:: PROVIDED ENTRIES
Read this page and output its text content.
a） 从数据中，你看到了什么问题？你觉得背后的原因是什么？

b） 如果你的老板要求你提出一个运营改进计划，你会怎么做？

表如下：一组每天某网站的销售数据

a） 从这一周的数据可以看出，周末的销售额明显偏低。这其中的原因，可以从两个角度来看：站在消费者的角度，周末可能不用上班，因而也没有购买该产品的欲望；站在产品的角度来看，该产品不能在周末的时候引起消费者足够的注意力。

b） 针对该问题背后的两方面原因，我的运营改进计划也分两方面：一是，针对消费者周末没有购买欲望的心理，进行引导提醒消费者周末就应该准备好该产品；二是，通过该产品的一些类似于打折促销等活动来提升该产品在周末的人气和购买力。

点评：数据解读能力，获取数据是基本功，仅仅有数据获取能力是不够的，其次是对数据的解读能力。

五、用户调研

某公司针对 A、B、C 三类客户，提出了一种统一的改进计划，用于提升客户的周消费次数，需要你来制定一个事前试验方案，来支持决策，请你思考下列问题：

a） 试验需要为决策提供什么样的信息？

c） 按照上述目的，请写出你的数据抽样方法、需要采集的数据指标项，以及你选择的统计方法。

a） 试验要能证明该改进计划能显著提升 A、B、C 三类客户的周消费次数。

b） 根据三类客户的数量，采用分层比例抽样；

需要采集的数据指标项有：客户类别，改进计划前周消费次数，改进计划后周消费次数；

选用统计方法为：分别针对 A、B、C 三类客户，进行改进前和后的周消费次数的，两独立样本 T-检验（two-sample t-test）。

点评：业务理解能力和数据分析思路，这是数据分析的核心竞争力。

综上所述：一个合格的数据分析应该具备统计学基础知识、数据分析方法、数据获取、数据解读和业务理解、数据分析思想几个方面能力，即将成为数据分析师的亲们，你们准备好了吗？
::::
:: PROVIDED ENTRIES
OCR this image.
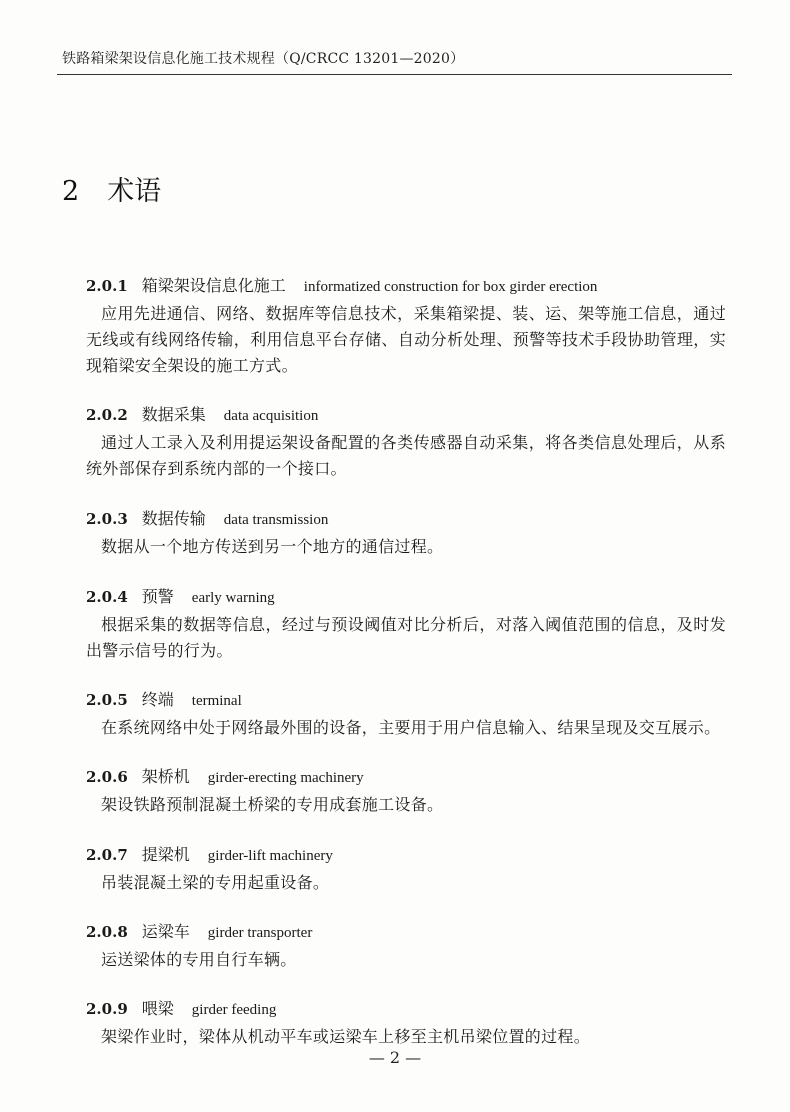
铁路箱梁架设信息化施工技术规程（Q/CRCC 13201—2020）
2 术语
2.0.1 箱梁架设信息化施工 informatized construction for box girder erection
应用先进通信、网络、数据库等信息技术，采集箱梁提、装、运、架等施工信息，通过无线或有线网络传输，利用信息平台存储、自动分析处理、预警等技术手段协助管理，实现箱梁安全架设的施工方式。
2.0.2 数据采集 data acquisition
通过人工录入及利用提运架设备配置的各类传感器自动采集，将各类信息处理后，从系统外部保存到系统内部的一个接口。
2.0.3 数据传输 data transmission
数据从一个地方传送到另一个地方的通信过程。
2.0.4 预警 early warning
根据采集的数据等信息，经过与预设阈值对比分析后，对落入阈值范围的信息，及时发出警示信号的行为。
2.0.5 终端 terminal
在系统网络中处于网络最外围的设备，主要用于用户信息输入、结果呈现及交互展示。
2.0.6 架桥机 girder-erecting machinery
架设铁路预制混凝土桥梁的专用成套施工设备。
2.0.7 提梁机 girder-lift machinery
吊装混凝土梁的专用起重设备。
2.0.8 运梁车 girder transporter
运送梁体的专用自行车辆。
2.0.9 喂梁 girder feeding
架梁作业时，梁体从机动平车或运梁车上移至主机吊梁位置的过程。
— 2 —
::::
OBJECTIVE: Say how many lines in the records hold "data", with the number as the whole reply.

EXERCISE RESPONSE: 2